**INSTRUCTIONS FOR THE TASK**
Say whether each statement below agrees with the text on the November 2008 Masters of Curling, answering yes or no and quoting the text's deciding words: (a) the event took place in Waterloo, Ontario; (b) Kevin Koe's rink won the event; (c) the January event belonged to the same season as the November event.

**EXCERPT**
*-*-*

= 2008 Masters of Curling (November) =

Grand Slam of Curling event

The 2008 Masters of Curling was held November 12–16, 2008 at the Waterloo Memorial Recreation Complex in Waterloo, Ontario.

Glenn Howard's rink won their third straight Masters tournament, defeating Kevin Koe's rink in the final. The event is not to be confused with the January event that happened in the same year, but the previous season. Both events featured Howard defeating Koe in the final.

*-*-*

**DATASET ROWS**
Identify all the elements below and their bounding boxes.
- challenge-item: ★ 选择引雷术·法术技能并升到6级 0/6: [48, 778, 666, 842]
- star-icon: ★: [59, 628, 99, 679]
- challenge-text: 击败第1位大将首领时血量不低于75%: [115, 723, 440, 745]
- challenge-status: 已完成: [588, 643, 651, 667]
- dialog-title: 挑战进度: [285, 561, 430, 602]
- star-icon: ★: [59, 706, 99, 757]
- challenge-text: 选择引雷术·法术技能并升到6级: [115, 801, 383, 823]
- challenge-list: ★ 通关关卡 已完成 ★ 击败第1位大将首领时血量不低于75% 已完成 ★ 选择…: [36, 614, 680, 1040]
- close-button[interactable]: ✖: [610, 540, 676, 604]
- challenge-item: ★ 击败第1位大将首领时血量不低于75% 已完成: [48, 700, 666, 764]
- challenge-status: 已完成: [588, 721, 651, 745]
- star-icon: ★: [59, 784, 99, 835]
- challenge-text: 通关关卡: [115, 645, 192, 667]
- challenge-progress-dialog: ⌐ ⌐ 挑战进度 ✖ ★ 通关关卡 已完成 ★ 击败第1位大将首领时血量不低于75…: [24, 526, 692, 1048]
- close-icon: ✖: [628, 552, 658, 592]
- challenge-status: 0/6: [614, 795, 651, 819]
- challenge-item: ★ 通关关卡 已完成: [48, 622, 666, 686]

*-*-*

**RESPONSE**
(a) Yes: "held November 12–16, 2008 at the Waterloo Memorial Recreation Complex in Waterloo, Ontario"
(b) No: "Glenn Howard's rink won their third straight Masters tournament, defeating Kevin Koe's rink in the final"
(c) No: "happened in the same year, but the previous season"